> Your objective: From the listing that follows, extract every line and set it down unaltered.
--- START OF Listed records ---
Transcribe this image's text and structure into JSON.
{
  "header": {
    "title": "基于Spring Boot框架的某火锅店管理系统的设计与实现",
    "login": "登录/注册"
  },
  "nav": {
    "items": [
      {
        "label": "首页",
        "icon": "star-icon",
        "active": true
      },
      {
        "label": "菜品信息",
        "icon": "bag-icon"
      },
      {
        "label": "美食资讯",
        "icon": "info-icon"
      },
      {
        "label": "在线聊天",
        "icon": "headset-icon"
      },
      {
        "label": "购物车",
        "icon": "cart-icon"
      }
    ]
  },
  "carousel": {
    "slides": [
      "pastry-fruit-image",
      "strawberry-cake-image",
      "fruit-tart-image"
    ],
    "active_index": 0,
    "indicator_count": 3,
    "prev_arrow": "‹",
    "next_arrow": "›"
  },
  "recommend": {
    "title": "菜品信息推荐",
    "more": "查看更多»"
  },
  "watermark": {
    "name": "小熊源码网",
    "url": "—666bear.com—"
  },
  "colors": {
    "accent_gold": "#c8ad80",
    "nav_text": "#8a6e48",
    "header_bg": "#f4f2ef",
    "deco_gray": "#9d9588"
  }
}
--- END OF Listed records ---
> Task answer:
Transcribe this image's text and structure into JSON.
{
  "header": {
    "title": "基于Spring Boot框架的某火锅店管理系统的设计与实现",
    "login": "登录/注册"
  },
  "nav": {
    "items": [
      {
        "label": "首页",
        "icon": "star-icon",
        "active": true
      },
      {
        "label": "菜品信息",
        "icon": "bag-icon"
      },
      {
        "label": "美食资讯",
        "icon": "info-icon"
      },
      {
        "label": "在线聊天",
        "icon": "headset-icon"
      },
      {
        "label": "购物车",
        "icon": "cart-icon"
      }
    ]
  },
  "carousel": {
    "slides": [
      "pastry-fruit-image",
      "strawberry-cake-image",
      "fruit-tart-image"
    ],
    "active_index": 0,
    "indicator_count": 3,
    "prev_arrow": "‹",
    "next_arrow": "›"
  },
  "recommend": {
    "title": "菜品信息推荐",
    "more": "查看更多»"
  },
  "watermark": {
    "name": "小熊源码网",
    "url": "—666bear.com—"
  },
  "colors": {
    "accent_gold": "#c8ad80",
    "nav_text": "#8a6e48",
    "header_bg": "#f4f2ef",
    "deco_gray": "#9d9588"
  }
}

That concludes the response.